» PROBLEM TO SOLVE
Determine how many lines of the data below contain "ylabel", then give only that number.

» MATERIAL PROVIDED
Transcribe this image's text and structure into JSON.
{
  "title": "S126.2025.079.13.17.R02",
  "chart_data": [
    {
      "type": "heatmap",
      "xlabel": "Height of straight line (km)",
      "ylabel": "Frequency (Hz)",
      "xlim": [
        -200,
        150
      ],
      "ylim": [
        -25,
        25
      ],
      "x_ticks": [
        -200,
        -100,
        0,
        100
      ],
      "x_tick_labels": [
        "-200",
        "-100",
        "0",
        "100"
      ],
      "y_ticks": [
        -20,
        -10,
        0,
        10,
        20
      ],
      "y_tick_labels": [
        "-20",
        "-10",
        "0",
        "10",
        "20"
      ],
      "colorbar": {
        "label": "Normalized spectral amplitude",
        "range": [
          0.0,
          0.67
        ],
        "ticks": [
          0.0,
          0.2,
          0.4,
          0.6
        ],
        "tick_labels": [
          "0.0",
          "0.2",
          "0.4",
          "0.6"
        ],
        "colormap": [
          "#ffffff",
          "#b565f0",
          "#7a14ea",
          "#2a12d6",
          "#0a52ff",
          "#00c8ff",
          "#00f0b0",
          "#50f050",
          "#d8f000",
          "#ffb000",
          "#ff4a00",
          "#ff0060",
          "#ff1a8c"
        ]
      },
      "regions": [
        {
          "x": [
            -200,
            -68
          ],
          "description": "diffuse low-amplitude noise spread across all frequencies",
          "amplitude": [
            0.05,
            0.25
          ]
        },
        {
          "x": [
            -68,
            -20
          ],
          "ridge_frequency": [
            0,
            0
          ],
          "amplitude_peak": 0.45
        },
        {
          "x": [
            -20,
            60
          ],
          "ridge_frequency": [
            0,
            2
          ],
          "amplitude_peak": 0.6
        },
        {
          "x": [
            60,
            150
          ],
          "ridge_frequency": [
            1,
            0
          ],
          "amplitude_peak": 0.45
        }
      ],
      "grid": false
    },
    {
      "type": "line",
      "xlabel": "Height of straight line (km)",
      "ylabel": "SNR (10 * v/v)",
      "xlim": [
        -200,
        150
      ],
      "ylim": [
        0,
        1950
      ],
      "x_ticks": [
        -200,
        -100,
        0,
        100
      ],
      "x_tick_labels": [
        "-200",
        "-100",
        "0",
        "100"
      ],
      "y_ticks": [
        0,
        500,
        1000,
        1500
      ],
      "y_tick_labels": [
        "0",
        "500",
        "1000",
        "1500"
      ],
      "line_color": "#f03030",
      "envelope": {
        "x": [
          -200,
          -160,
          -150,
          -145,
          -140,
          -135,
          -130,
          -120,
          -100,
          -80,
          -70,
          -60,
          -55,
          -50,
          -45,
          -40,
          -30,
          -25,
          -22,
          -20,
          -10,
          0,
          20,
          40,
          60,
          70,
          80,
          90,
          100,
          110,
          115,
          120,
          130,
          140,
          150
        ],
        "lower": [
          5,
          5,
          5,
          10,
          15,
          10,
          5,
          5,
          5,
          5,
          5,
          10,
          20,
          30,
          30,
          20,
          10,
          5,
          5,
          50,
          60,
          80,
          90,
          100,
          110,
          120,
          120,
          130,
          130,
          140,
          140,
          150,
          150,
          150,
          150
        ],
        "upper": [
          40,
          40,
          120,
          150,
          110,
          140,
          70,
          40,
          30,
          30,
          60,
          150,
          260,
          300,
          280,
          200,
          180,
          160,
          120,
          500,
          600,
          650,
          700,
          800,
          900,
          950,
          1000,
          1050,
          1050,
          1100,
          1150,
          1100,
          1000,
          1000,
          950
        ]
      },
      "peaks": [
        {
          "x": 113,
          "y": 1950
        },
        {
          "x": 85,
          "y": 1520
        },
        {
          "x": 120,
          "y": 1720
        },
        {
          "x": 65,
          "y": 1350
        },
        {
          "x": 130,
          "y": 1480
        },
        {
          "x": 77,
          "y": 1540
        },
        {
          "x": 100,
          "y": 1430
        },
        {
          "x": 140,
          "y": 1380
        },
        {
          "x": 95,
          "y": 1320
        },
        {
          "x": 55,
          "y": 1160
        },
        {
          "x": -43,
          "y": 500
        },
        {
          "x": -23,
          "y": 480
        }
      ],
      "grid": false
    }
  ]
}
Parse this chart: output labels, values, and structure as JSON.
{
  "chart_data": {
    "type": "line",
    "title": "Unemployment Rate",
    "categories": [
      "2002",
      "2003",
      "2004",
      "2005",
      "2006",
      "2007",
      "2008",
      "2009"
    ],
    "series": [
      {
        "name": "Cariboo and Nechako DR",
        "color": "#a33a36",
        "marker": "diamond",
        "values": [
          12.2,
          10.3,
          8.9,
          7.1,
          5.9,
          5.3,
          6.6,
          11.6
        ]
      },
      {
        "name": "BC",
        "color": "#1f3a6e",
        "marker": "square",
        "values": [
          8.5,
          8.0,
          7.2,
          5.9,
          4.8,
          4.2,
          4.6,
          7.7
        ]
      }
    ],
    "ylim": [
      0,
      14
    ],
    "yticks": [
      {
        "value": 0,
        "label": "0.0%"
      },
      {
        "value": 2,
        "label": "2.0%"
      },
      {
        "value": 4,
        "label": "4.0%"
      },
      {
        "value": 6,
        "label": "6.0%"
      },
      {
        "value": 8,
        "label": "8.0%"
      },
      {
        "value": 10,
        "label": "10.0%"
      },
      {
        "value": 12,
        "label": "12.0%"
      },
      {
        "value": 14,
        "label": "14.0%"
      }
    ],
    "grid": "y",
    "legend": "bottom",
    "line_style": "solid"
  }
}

» WRITTEN REPLY
2